**What you need to do**
Transcribe each record below word for word.

**Recorded information**
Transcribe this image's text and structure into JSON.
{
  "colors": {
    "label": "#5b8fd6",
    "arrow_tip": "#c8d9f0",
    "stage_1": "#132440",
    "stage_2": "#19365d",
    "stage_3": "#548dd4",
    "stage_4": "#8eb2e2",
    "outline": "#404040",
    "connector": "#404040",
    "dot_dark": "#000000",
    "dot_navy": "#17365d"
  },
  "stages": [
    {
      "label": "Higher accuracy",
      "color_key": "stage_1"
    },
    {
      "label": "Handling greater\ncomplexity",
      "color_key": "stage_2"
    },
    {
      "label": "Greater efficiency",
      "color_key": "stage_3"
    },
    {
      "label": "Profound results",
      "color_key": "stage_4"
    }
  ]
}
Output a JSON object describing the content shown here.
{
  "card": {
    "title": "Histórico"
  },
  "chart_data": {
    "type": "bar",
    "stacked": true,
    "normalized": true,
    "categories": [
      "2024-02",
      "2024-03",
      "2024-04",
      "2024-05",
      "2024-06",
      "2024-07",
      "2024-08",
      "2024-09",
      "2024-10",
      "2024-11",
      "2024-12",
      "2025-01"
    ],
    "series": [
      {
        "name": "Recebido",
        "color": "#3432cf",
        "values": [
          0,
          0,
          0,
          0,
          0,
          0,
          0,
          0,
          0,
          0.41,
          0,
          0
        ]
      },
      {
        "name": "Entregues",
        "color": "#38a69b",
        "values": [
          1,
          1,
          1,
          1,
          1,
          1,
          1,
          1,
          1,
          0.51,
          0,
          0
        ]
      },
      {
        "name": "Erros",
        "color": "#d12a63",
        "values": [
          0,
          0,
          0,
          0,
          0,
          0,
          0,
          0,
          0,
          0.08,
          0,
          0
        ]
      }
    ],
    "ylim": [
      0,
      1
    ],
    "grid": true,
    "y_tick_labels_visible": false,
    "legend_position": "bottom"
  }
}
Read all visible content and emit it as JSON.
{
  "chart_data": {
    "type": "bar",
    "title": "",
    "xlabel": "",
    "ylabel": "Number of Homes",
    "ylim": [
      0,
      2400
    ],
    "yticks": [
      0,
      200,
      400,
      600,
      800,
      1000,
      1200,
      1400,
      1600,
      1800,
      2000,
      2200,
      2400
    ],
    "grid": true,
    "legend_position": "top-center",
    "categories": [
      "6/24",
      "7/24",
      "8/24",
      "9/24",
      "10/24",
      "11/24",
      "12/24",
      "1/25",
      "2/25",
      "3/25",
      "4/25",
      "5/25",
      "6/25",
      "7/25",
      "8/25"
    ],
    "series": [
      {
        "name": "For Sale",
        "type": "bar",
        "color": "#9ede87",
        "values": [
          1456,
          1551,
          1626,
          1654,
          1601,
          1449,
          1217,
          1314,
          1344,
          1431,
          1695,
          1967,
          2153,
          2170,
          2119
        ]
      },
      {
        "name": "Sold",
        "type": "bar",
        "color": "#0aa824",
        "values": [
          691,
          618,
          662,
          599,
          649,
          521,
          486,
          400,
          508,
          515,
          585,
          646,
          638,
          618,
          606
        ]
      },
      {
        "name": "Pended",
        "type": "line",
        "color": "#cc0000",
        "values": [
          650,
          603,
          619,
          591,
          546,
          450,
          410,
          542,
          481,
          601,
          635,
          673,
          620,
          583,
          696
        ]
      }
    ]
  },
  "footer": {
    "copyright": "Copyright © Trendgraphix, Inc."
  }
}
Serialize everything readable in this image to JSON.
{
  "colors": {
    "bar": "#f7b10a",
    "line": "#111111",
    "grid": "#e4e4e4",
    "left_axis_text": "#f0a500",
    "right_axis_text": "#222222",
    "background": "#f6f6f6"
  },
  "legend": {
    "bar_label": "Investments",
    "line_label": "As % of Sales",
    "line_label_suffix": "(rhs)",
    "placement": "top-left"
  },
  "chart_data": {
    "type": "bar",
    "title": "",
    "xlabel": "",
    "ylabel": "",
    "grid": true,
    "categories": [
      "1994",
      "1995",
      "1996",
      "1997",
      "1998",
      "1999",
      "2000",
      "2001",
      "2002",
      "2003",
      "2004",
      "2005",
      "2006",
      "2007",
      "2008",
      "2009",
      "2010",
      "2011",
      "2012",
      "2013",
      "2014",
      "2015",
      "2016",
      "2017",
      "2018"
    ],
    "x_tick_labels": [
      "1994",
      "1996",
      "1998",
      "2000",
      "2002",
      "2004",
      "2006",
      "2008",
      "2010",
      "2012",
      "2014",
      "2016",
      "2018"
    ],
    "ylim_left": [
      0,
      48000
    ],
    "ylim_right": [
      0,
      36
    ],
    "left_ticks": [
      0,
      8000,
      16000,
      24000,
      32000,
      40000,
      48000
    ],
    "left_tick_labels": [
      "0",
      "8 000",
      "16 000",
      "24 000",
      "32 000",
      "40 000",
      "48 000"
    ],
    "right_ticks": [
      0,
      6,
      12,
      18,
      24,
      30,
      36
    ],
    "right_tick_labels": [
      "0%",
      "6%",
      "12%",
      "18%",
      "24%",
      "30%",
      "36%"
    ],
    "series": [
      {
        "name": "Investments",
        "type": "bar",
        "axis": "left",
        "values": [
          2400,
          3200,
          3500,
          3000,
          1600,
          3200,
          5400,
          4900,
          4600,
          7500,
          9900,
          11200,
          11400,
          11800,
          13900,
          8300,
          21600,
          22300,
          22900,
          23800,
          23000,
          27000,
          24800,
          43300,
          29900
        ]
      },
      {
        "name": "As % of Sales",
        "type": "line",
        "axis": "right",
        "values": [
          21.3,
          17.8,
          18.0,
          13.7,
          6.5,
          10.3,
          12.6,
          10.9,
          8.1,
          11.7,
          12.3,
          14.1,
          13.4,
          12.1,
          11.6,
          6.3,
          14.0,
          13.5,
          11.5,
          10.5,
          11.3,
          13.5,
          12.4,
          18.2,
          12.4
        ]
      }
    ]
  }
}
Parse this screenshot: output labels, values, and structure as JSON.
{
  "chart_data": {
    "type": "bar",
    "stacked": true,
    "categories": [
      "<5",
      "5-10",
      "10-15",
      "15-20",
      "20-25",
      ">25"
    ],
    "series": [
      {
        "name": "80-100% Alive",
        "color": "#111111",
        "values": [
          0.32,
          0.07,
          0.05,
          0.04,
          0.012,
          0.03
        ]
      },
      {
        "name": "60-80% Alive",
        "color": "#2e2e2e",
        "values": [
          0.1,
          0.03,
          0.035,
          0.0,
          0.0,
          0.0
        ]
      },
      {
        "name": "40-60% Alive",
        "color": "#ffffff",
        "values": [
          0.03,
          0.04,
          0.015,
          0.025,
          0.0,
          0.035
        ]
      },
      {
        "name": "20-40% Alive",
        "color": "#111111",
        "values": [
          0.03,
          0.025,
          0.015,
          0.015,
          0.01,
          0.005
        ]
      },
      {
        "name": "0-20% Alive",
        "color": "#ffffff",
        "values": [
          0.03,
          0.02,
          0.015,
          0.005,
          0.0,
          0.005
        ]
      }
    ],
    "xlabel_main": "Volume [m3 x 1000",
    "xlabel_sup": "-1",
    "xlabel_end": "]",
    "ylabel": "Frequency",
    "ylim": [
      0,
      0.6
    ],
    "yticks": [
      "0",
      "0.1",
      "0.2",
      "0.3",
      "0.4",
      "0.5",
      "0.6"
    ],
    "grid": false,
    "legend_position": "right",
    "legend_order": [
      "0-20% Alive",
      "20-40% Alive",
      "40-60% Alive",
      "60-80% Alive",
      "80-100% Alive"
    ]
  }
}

**Problem solution**
Transcribe this image's text and structure into JSON.
{
  "colors": {
    "label": "#5b8fd6",
    "arrow_tip": "#c8d9f0",
    "stage_1": "#132440",
    "stage_2": "#19365d",
    "stage_3": "#548dd4",
    "stage_4": "#8eb2e2",
    "outline": "#404040",
    "connector": "#404040",
    "dot_dark": "#000000",
    "dot_navy": "#17365d"
  },
  "stages": [
    {
      "label": "Higher accuracy",
      "color_key": "stage_1"
    },
    {
      "label": "Handling greater\ncomplexity",
      "color_key": "stage_2"
    },
    {
      "label": "Greater efficiency",
      "color_key": "stage_3"
    },
    {
      "label": "Profound results",
      "color_key": "stage_4"
    }
  ]
}
Output a JSON object describing the content shown here.
{
  "card": {
    "title": "Histórico"
  },
  "chart_data": {
    "type": "bar",
    "stacked": true,
    "normalized": true,
    "categories": [
      "2024-02",
      "2024-03",
      "2024-04",
      "2024-05",
      "2024-06",
      "2024-07",
      "2024-08",
      "2024-09",
      "2024-10",
      "2024-11",
      "2024-12",
      "2025-01"
    ],
    "series": [
      {
        "name": "Recebido",
        "color": "#3432cf",
        "values": [
          0,
          0,
          0,
          0,
          0,
          0,
          0,
          0,
          0,
          0.41,
          0,
          0
        ]
      },
      {
        "name": "Entregues",
        "color": "#38a69b",
        "values": [
          1,
          1,
          1,
          1,
          1,
          1,
          1,
          1,
          1,
          0.51,
          0,
          0
        ]
      },
      {
        "name": "Erros",
        "color": "#d12a63",
        "values": [
          0,
          0,
          0,
          0,
          0,
          0,
          0,
          0,
          0,
          0.08,
          0,
          0
        ]
      }
    ],
    "ylim": [
      0,
      1
    ],
    "grid": true,
    "y_tick_labels_visible": false,
    "legend_position": "bottom"
  }
}
Read all visible content and emit it as JSON.
{
  "chart_data": {
    "type": "bar",
    "title": "",
    "xlabel": "",
    "ylabel": "Number of Homes",
    "ylim": [
      0,
      2400
    ],
    "yticks": [
      0,
      200,
      400,
      600,
      800,
      1000,
      1200,
      1400,
      1600,
      1800,
      2000,
      2200,
      2400
    ],
    "grid": true,
    "legend_position": "top-center",
    "categories": [
      "6/24",
      "7/24",
      "8/24",
      "9/24",
      "10/24",
      "11/24",
      "12/24",
      "1/25",
      "2/25",
      "3/25",
      "4/25",
      "5/25",
      "6/25",
      "7/25",
      "8/25"
    ],
    "series": [
      {
        "name": "For Sale",
        "type": "bar",
        "color": "#9ede87",
        "values": [
          1456,
          1551,
          1626,
          1654,
          1601,
          1449,
          1217,
          1314,
          1344,
          1431,
          1695,
          1967,
          2153,
          2170,
          2119
        ]
      },
      {
        "name": "Sold",
        "type": "bar",
        "color": "#0aa824",
        "values": [
          691,
          618,
          662,
          599,
          649,
          521,
          486,
          400,
          508,
          515,
          585,
          646,
          638,
          618,
          606
        ]
      },
      {
        "name": "Pended",
        "type": "line",
        "color": "#cc0000",
        "values": [
          650,
          603,
          619,
          591,
          546,
          450,
          410,
          542,
          481,
          601,
          635,
          673,
          620,
          583,
          696
        ]
      }
    ]
  },
  "footer": {
    "copyright": "Copyright © Trendgraphix, Inc."
  }
}
Serialize everything readable in this image to JSON.
{
  "colors": {
    "bar": "#f7b10a",
    "line": "#111111",
    "grid": "#e4e4e4",
    "left_axis_text": "#f0a500",
    "right_axis_text": "#222222",
    "background": "#f6f6f6"
  },
  "legend": {
    "bar_label": "Investments",
    "line_label": "As % of Sales",
    "line_label_suffix": "(rhs)",
    "placement": "top-left"
  },
  "chart_data": {
    "type": "bar",
    "title": "",
    "xlabel": "",
    "ylabel": "",
    "grid": true,
    "categories": [
      "1994",
      "1995",
      "1996",
      "1997",
      "1998",
      "1999",
      "2000",
      "2001",
      "2002",
      "2003",
      "2004",
      "2005",
      "2006",
      "2007",
      "2008",
      "2009",
      "2010",
      "2011",
      "2012",
      "2013",
      "2014",
      "2015",
      "2016",
      "2017",
      "2018"
    ],
    "x_tick_labels": [
      "1994",
      "1996",
      "1998",
      "2000",
      "2002",
      "2004",
      "2006",
      "2008",
      "2010",
      "2012",
      "2014",
      "2016",
      "2018"
    ],
    "ylim_left": [
      0,
      48000
    ],
    "ylim_right": [
      0,
      36
    ],
    "left_ticks": [
      0,
      8000,
      16000,
      24000,
      32000,
      40000,
      48000
    ],
    "left_tick_labels": [
      "0",
      "8 000",
      "16 000",
      "24 000",
      "32 000",
      "40 000",
      "48 000"
    ],
    "right_ticks": [
      0,
      6,
      12,
      18,
      24,
      30,
      36
    ],
    "right_tick_labels": [
      "0%",
      "6%",
      "12%",
      "18%",
      "24%",
      "30%",
      "36%"
    ],
    "series": [
      {
        "name": "Investments",
        "type": "bar",
        "axis": "left",
        "values": [
          2400,
          3200,
          3500,
          3000,
          1600,
          3200,
          5400,
          4900,
          4600,
          7500,
          9900,
          11200,
          11400,
          11800,
          13900,
          8300,
          21600,
          22300,
          22900,
          23800,
          23000,
          27000,
          24800,
          43300,
          29900
        ]
      },
      {
        "name": "As % of Sales",
        "type": "line",
        "axis": "right",
        "values": [
          21.3,
          17.8,
          18.0,
          13.7,
          6.5,
          10.3,
          12.6,
          10.9,
          8.1,
          11.7,
          12.3,
          14.1,
          13.4,
          12.1,
          11.6,
          6.3,
          14.0,
          13.5,
          11.5,
          10.5,
          11.3,
          13.5,
          12.4,
          18.2,
          12.4
        ]
      }
    ]
  }
}
Parse this screenshot: output labels, values, and structure as JSON.
{
  "chart_data": {
    "type": "bar",
    "stacked": true,
    "categories": [
      "<5",
      "5-10",
      "10-15",
      "15-20",
      "20-25",
      ">25"
    ],
    "series": [
      {
        "name": "80-100% Alive",
        "color": "#111111",
        "values": [
          0.32,
          0.07,
          0.05,
          0.04,
          0.012,
          0.03
        ]
      },
      {
        "name": "60-80% Alive",
        "color": "#2e2e2e",
        "values": [
          0.1,
          0.03,
          0.035,
          0.0,
          0.0,
          0.0
        ]
      },
      {
        "name": "40-60% Alive",
        "color": "#ffffff",
        "values": [
          0.03,
          0.04,
          0.015,
          0.025,
          0.0,
          0.035
        ]
      },
      {
        "name": "20-40% Alive",
        "color": "#111111",
        "values": [
          0.03,
          0.025,
          0.015,
          0.015,
          0.01,
          0.005
        ]
      },
      {
        "name": "0-20% Alive",
        "color": "#ffffff",
        "values": [
          0.03,
          0.02,
          0.015,
          0.005,
          0.0,
          0.005
        ]
      }
    ],
    "xlabel_main": "Volume [m3 x 1000",
    "xlabel_sup": "-1",
    "xlabel_end": "]",
    "ylabel": "Frequency",
    "ylim": [
      0,
      0.6
    ],
    "yticks": [
      "0",
      "0.1",
      "0.2",
      "0.3",
      "0.4",
      "0.5",
      "0.6"
    ],
    "grid": false,
    "legend_position": "right",
    "legend_order": [
      "0-20% Alive",
      "20-40% Alive",
      "40-60% Alive",
      "60-80% Alive",
      "80-100% Alive"
    ]
  }
}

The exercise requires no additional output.